WHAT IS EXPECTED ::
Check every line of the data below for the string "Ireland", and copy the ones that hold it.

(Collected data entries)
..............................
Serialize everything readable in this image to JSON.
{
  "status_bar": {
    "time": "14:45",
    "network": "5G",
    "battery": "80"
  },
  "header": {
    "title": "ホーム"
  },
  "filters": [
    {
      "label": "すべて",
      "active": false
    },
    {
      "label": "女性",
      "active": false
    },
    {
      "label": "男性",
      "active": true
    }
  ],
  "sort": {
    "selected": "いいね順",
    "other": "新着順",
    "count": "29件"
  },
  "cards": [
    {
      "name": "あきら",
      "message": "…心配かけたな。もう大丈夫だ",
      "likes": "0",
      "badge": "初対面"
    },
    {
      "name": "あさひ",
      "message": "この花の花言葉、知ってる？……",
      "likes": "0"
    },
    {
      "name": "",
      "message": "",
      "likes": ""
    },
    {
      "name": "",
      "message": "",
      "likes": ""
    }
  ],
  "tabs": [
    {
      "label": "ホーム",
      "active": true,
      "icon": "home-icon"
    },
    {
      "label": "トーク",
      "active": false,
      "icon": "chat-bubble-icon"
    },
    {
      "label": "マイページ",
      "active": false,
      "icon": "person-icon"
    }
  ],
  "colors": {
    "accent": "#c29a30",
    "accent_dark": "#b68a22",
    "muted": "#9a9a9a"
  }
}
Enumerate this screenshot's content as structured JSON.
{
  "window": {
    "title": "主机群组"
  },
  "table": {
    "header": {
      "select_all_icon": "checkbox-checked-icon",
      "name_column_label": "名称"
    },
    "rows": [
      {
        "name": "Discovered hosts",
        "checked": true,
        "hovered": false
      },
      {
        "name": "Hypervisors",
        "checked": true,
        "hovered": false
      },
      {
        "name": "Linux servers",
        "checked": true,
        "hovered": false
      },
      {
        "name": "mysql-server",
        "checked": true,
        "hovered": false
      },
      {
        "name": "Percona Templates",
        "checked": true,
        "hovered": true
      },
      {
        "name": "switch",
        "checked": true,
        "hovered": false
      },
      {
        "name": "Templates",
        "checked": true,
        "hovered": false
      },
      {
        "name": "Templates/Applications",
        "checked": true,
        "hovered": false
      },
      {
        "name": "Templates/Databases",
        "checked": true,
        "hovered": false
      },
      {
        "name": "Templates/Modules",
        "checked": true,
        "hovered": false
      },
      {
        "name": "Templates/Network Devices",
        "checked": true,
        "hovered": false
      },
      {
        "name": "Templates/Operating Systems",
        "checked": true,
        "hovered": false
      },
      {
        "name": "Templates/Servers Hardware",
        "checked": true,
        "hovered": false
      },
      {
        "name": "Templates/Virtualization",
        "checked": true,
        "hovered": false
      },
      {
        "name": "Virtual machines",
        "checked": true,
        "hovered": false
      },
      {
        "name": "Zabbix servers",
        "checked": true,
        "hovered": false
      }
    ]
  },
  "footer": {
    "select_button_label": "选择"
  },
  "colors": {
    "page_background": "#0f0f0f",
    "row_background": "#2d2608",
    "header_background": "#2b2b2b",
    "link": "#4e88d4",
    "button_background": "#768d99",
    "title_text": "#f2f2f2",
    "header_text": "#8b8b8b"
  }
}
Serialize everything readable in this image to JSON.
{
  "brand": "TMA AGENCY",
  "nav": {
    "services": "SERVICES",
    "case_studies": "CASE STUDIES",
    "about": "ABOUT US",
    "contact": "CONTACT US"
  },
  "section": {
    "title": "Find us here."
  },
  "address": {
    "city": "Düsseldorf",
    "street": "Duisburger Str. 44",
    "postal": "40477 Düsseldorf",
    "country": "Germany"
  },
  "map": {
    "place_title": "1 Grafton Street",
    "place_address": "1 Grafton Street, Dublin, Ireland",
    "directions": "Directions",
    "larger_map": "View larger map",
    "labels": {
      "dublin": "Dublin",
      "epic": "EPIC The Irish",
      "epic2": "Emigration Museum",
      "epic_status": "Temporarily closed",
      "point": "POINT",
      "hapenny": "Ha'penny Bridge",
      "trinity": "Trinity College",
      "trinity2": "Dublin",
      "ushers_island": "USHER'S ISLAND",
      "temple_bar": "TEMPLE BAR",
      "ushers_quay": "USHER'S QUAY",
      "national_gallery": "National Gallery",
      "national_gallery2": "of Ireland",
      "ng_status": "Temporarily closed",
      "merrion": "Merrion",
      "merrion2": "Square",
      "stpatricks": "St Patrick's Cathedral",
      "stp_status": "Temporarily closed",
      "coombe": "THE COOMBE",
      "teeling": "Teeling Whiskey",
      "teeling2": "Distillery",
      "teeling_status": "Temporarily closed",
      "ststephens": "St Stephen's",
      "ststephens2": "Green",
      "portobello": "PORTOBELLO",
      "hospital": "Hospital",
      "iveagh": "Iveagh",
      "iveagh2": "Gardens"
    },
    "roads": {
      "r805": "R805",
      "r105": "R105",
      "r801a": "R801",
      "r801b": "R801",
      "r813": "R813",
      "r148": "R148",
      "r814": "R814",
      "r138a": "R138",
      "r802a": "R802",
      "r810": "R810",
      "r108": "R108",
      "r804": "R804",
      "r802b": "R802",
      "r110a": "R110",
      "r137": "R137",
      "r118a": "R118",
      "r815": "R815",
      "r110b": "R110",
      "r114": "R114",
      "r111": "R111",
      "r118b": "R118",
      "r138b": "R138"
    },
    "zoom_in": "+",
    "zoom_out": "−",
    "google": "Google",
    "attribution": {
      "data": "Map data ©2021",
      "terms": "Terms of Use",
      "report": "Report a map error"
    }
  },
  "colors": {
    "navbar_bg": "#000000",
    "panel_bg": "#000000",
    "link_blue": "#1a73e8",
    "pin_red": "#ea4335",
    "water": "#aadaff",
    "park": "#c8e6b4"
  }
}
..............................
TASK RESPONSE ::
    "place_address": "1 Grafton Street, Dublin, Ireland",
      "national_gallery2": "of Ireland",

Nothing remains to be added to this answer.